(Task requirements) Skip the pictures. Reproduce all other material exactly.

(Records that describe figures)

○ ○ ○ ○

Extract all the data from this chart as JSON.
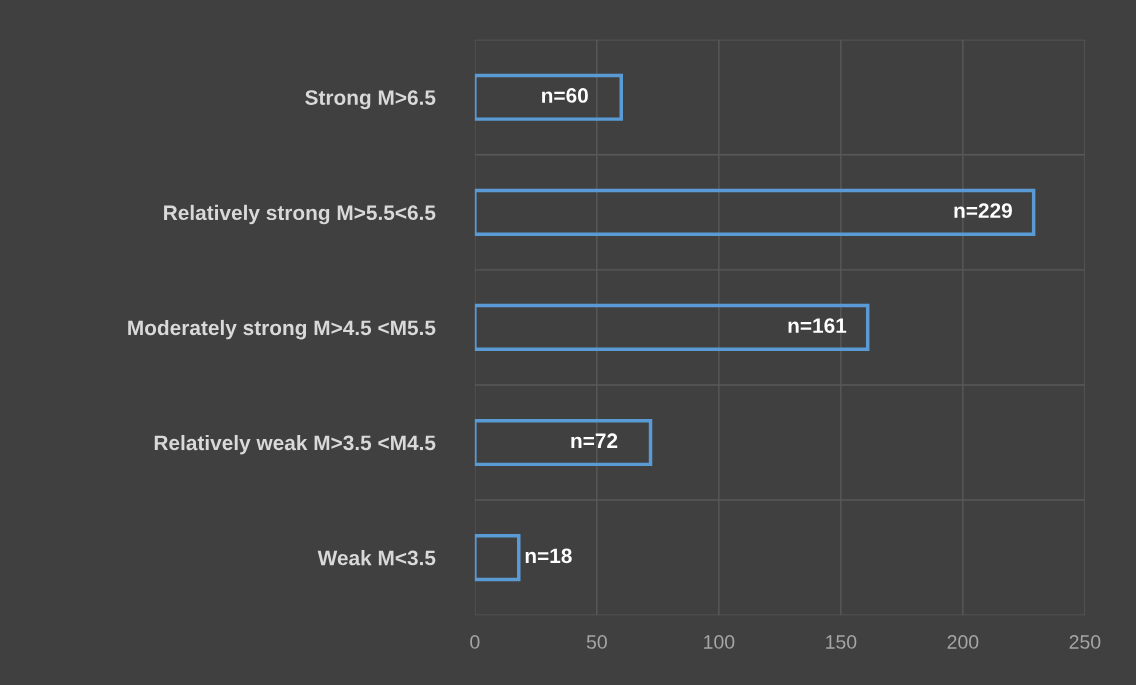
{
  "chart_data": {
    "type": "bar",
    "orientation": "horizontal",
    "categories": [
      "Strong M>6.5",
      "Relatively strong M>5.5<6.5",
      "Moderately strong M>4.5 <M5.5",
      "Relatively weak M>3.5 <M4.5",
      "Weak M<3.5"
    ],
    "values": [
      60,
      229,
      161,
      72,
      18
    ],
    "value_labels": [
      "n=60",
      "n=229",
      "n=161",
      "n=72",
      "n=18"
    ],
    "color": "#5b9bd5",
    "xlim": [
      0,
      250
    ],
    "xticks": [
      0,
      50,
      100,
      150,
      200,
      250
    ],
    "grid": true
  }
}
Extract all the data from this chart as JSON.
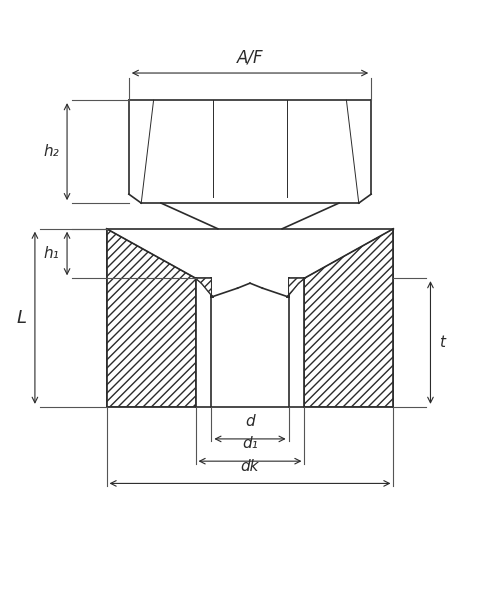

○ ○ ○ ○

(Worked solution)
Extract all the data from this chart as JSON.
{
  "chart_data": {
    "type": "bar",
    "orientation": "horizontal",
    "categories": [
      "Strong M>6.5",
      "Relatively strong M>5.5<6.5",
      "Moderately strong M>4.5 <M5.5",
      "Relatively weak M>3.5 <M4.5",
      "Weak M<3.5"
    ],
    "values": [
      60,
      229,
      161,
      72,
      18
    ],
    "value_labels": [
      "n=60",
      "n=229",
      "n=161",
      "n=72",
      "n=18"
    ],
    "color": "#5b9bd5",
    "xlim": [
      0,
      250
    ],
    "xticks": [
      0,
      50,
      100,
      150,
      200,
      250
    ],
    "grid": true
  }
}
Extract all the data from this chart as JSON.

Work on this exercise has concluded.